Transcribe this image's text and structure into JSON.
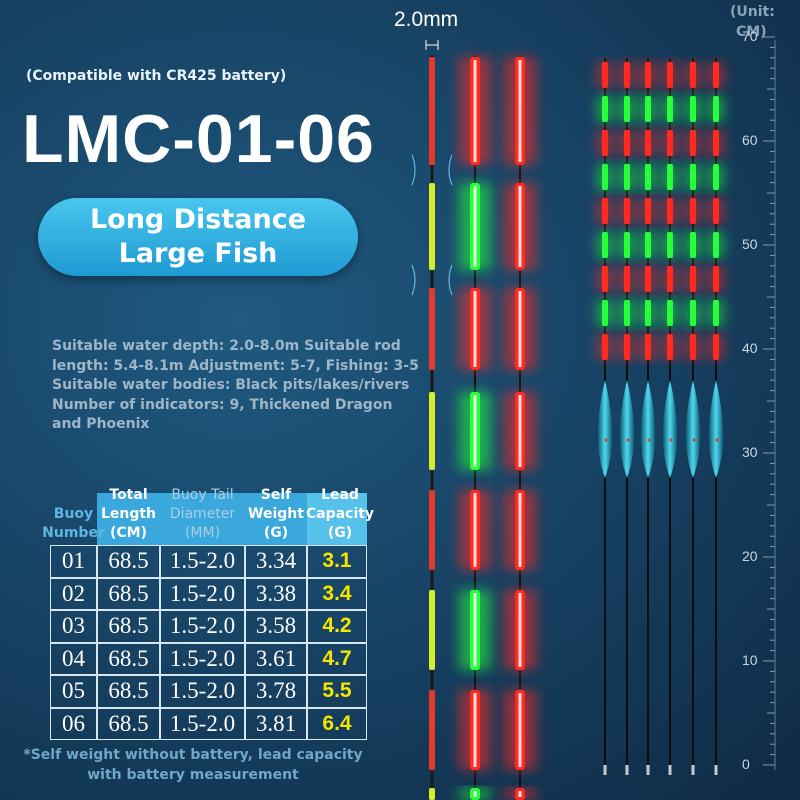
{
  "dimension_label": "2.0mm",
  "unit_label": [
    "(Unit:",
    "CM)"
  ],
  "ruler_ticks": [
    0,
    10,
    20,
    30,
    40,
    50,
    60,
    70
  ],
  "subtitle": "(Compatible with CR425 battery)",
  "title": "LMC-01-06",
  "badge": [
    "Long Distance",
    "Large Fish"
  ],
  "description": [
    "Suitable water depth: 2.0-8.0m Suitable rod",
    "length: 5.4-8.1m Adjustment: 5-7, Fishing: 3-5",
    "Suitable water bodies: Black pits/lakes/rivers",
    "Number of indicators: 9, Thickened Dragon",
    "and Phoenix"
  ],
  "table": {
    "header": [
      "Buoy Number",
      "Total Length (CM)",
      "Buoy Tail Diameter (MM)",
      "Self Weight (G)",
      "Lead Capacity (G)"
    ],
    "rows": [
      [
        "01",
        "68.5",
        "1.5-2.0",
        "3.34",
        "3.1"
      ],
      [
        "02",
        "68.5",
        "1.5-2.0",
        "3.38",
        "3.4"
      ],
      [
        "03",
        "68.5",
        "1.5-2.0",
        "3.58",
        "4.2"
      ],
      [
        "04",
        "68.5",
        "1.5-2.0",
        "3.61",
        "4.7"
      ],
      [
        "05",
        "68.5",
        "1.5-2.0",
        "3.78",
        "5.5"
      ],
      [
        "06",
        "68.5",
        "1.5-2.0",
        "3.81",
        "6.4"
      ]
    ]
  },
  "footnote": [
    "*Self weight without battery, lead capacity",
    "with battery measurement"
  ]
}
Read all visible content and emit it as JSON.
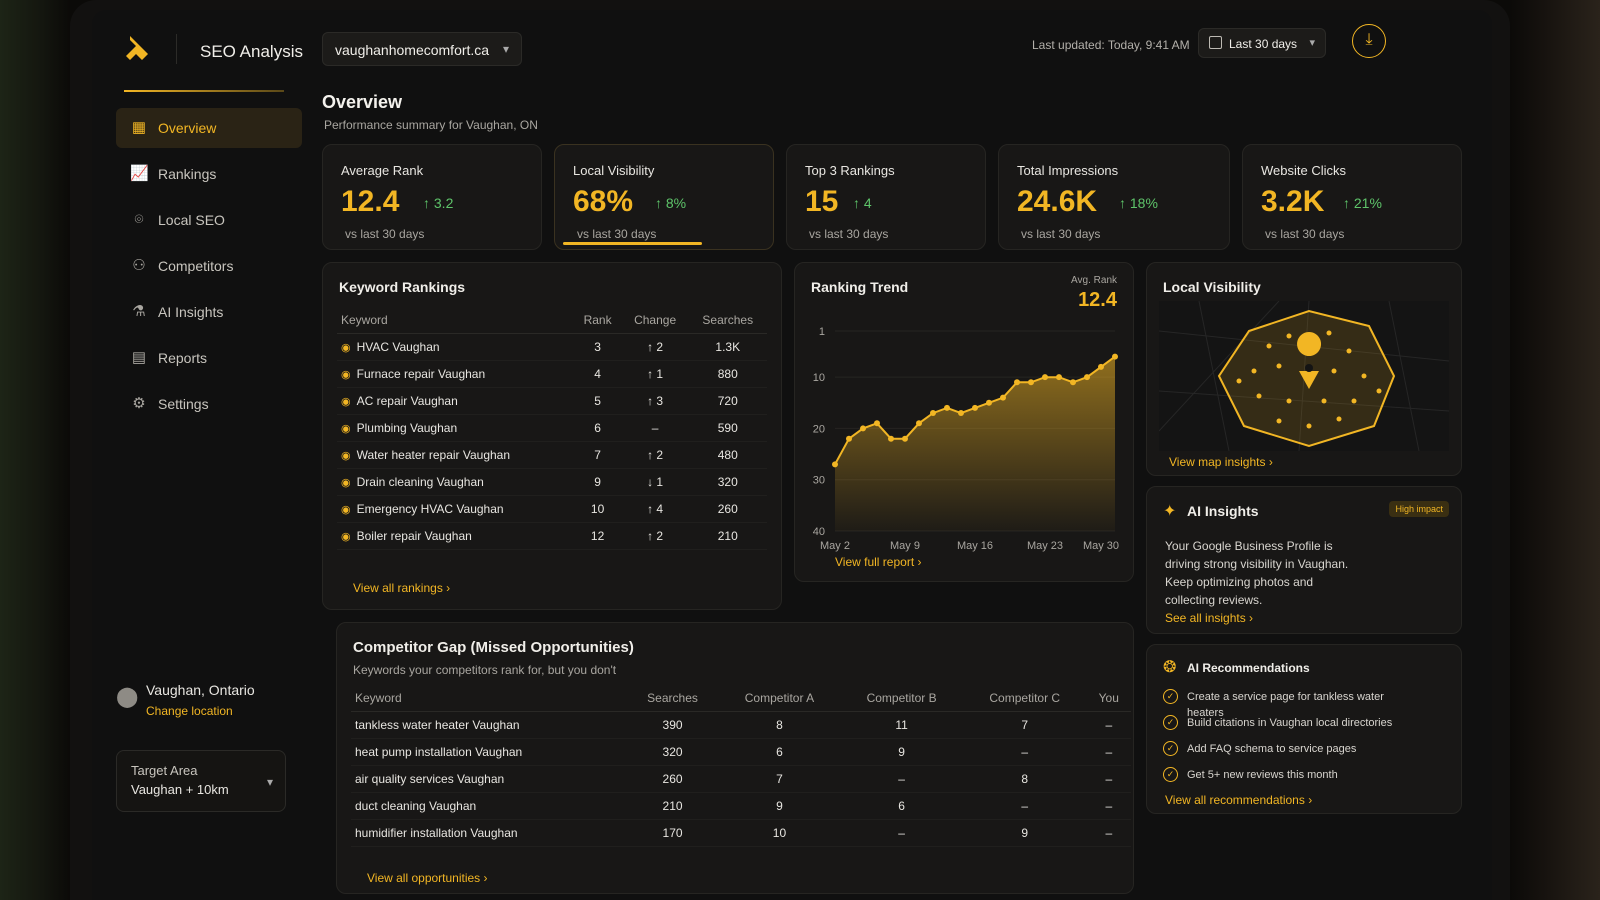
{
  "app": {
    "title": "SEO Analysis",
    "domain": "vaughanhomecomfort.ca"
  },
  "header": {
    "last_updated": "Last updated: Today, 9:41 AM",
    "range": "Last 30 days"
  },
  "sidebar": {
    "items": [
      {
        "label": "Overview",
        "icon": "grid-icon",
        "active": true
      },
      {
        "label": "Rankings",
        "icon": "chart-icon"
      },
      {
        "label": "Local SEO",
        "icon": "map-pin-icon"
      },
      {
        "label": "Competitors",
        "icon": "users-icon"
      },
      {
        "label": "AI Insights",
        "icon": "flask-icon"
      },
      {
        "label": "Reports",
        "icon": "report-icon"
      },
      {
        "label": "Settings",
        "icon": "gear-icon"
      }
    ],
    "location": {
      "name": "Vaughan, Ontario",
      "change_label": "Change location"
    },
    "target_area": {
      "label": "Target Area",
      "value": "Vaughan + 10km"
    }
  },
  "overview": {
    "title": "Overview",
    "subtitle": "Performance summary for Vaughan, ON"
  },
  "kpis": [
    {
      "label": "Average Rank",
      "value": "12.4",
      "delta": "↑ 3.2",
      "sub": "vs last 30 days"
    },
    {
      "label": "Local Visibility",
      "value": "68%",
      "delta": "↑ 8%",
      "sub": "vs last 30 days",
      "progress": 0.68
    },
    {
      "label": "Top 3 Rankings",
      "value": "15",
      "delta": "↑ 4",
      "sub": "vs last 30 days"
    },
    {
      "label": "Total Impressions",
      "value": "24.6K",
      "delta": "↑ 18%",
      "sub": "vs last 30 days"
    },
    {
      "label": "Website Clicks",
      "value": "3.2K",
      "delta": "↑ 21%",
      "sub": "vs last 30 days"
    }
  ],
  "keyword_rankings": {
    "title": "Keyword Rankings",
    "columns": [
      "Keyword",
      "Rank",
      "Change",
      "Searches"
    ],
    "rows": [
      {
        "keyword": "HVAC Vaughan",
        "rank": "3",
        "change": "↑ 2",
        "dir": "up",
        "searches": "1.3K"
      },
      {
        "keyword": "Furnace repair Vaughan",
        "rank": "4",
        "change": "↑ 1",
        "dir": "up",
        "searches": "880"
      },
      {
        "keyword": "AC repair Vaughan",
        "rank": "5",
        "change": "↑ 3",
        "dir": "up",
        "searches": "720"
      },
      {
        "keyword": "Plumbing Vaughan",
        "rank": "6",
        "change": "–",
        "dir": "flat",
        "searches": "590"
      },
      {
        "keyword": "Water heater repair Vaughan",
        "rank": "7",
        "change": "↑ 2",
        "dir": "up",
        "searches": "480"
      },
      {
        "keyword": "Drain cleaning Vaughan",
        "rank": "9",
        "change": "↓ 1",
        "dir": "down",
        "searches": "320"
      },
      {
        "keyword": "Emergency HVAC Vaughan",
        "rank": "10",
        "change": "↑ 4",
        "dir": "up",
        "searches": "260"
      },
      {
        "keyword": "Boiler repair Vaughan",
        "rank": "12",
        "change": "↑ 2",
        "dir": "up",
        "searches": "210"
      }
    ],
    "link": "View all rankings"
  },
  "ranking_trend": {
    "title": "Ranking Trend",
    "avg_label": "Avg. Rank",
    "avg_value": "12.4",
    "link": "View full report"
  },
  "chart_data": {
    "type": "area",
    "x": [
      "May 2",
      "May 3",
      "May 5",
      "May 7",
      "May 8",
      "May 9",
      "May 11",
      "May 12",
      "May 14",
      "May 15",
      "May 16",
      "May 18",
      "May 19",
      "May 21",
      "May 22",
      "May 23",
      "May 25",
      "May 27",
      "May 29",
      "May 30",
      "May 31"
    ],
    "xticks": [
      "May 2",
      "May 9",
      "May 16",
      "May 23",
      "May 30"
    ],
    "values": [
      27,
      22,
      20,
      19,
      22,
      22,
      19,
      17,
      16,
      17,
      16,
      15,
      14,
      11,
      11,
      10,
      10,
      11,
      10,
      8,
      6
    ],
    "yticks": [
      1,
      10,
      20,
      30,
      40
    ],
    "ylim": [
      1,
      40
    ],
    "y_inverted": true,
    "series_color": "#f2b624"
  },
  "local_visibility": {
    "title": "Local Visibility",
    "link": "View map insights"
  },
  "ai_insights": {
    "title": "AI Insights",
    "badge": "High impact",
    "text": "Your Google Business Profile is driving strong visibility in Vaughan. Keep optimizing photos and collecting reviews.",
    "link": "See all insights"
  },
  "competitor_gap": {
    "title": "Competitor Gap (Missed Opportunities)",
    "subtitle": "Keywords your competitors rank for, but you don't",
    "columns": [
      "Keyword",
      "Searches",
      "Competitor A",
      "Competitor B",
      "Competitor C",
      "You"
    ],
    "rows": [
      [
        "tankless water heater Vaughan",
        "390",
        "8",
        "11",
        "7",
        "–"
      ],
      [
        "heat pump installation Vaughan",
        "320",
        "6",
        "9",
        "–",
        "–"
      ],
      [
        "air quality services Vaughan",
        "260",
        "7",
        "–",
        "8",
        "–"
      ],
      [
        "duct cleaning Vaughan",
        "210",
        "9",
        "6",
        "–",
        "–"
      ],
      [
        "humidifier installation Vaughan",
        "170",
        "10",
        "–",
        "9",
        "–"
      ]
    ],
    "link": "View all opportunities"
  },
  "ai_recommendations": {
    "title": "AI Recommendations",
    "items": [
      "Create a service page for tankless water heaters",
      "Build citations in Vaughan local directories",
      "Add FAQ schema to service pages",
      "Get 5+ new reviews this month"
    ],
    "link": "View all recommendations"
  },
  "colors": {
    "accent": "#f2b624",
    "up": "#5ec46a",
    "down": "#e5484d",
    "background": "#101010"
  }
}
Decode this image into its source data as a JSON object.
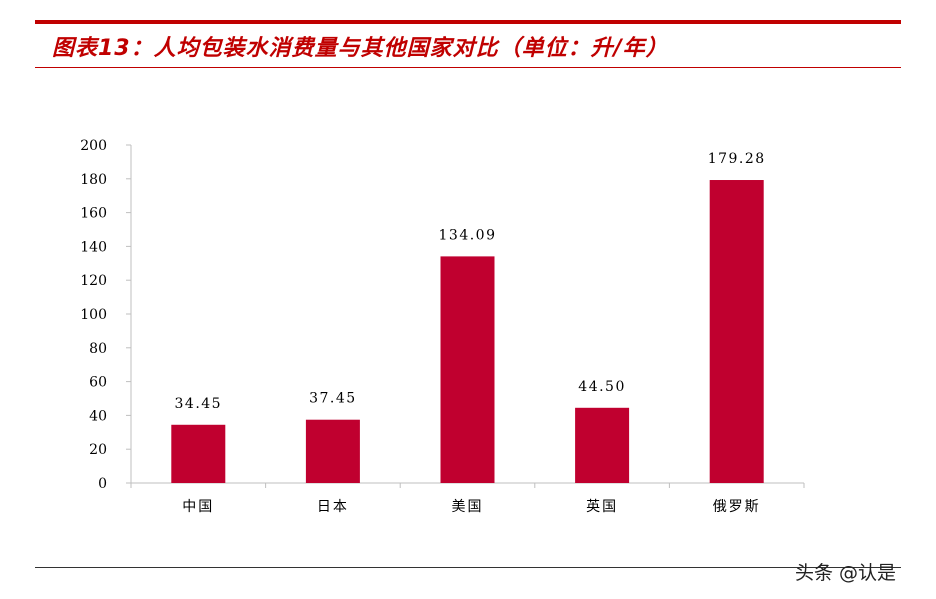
{
  "header": {
    "title": "图表13：人均包装水消费量与其他国家对比（单位：升/年）"
  },
  "watermark": "头条 @认是",
  "colors": {
    "bar": "#c0002f",
    "accent": "#c00000"
  },
  "chart_data": {
    "type": "bar",
    "title": "图表13：人均包装水消费量与其他国家对比（单位：升/年）",
    "categories": [
      "中国",
      "日本",
      "美国",
      "英国",
      "俄罗斯"
    ],
    "values": [
      34.45,
      37.45,
      134.09,
      44.5,
      179.28
    ],
    "value_labels": [
      "34.45",
      "37.45",
      "134.09",
      "44.50",
      "179.28"
    ],
    "ylim": [
      0,
      200
    ],
    "yticks": [
      0,
      20,
      40,
      60,
      80,
      100,
      120,
      140,
      160,
      180,
      200
    ],
    "xlabel": "",
    "ylabel": "",
    "grid": false,
    "legend": "none"
  }
}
++++++++++++++++++++
*What needs to be done*
Your task is to copy word for word the lines from the line containing "Decode this image" to the end of the listing, both included, and to drop any pictures.

*Answer in full*
Decode this image into its source data as a JSON object.
{
  "header": {
    "title": "图表13：人均包装水消费量与其他国家对比（单位：升/年）"
  },
  "watermark": "头条 @认是",
  "colors": {
    "bar": "#c0002f",
    "accent": "#c00000"
  },
  "chart_data": {
    "type": "bar",
    "title": "图表13：人均包装水消费量与其他国家对比（单位：升/年）",
    "categories": [
      "中国",
      "日本",
      "美国",
      "英国",
      "俄罗斯"
    ],
    "values": [
      34.45,
      37.45,
      134.09,
      44.5,
      179.28
    ],
    "value_labels": [
      "34.45",
      "37.45",
      "134.09",
      "44.50",
      "179.28"
    ],
    "ylim": [
      0,
      200
    ],
    "yticks": [
      0,
      20,
      40,
      60,
      80,
      100,
      120,
      140,
      160,
      180,
      200
    ],
    "xlabel": "",
    "ylabel": "",
    "grid": false,
    "legend": "none"
  }
}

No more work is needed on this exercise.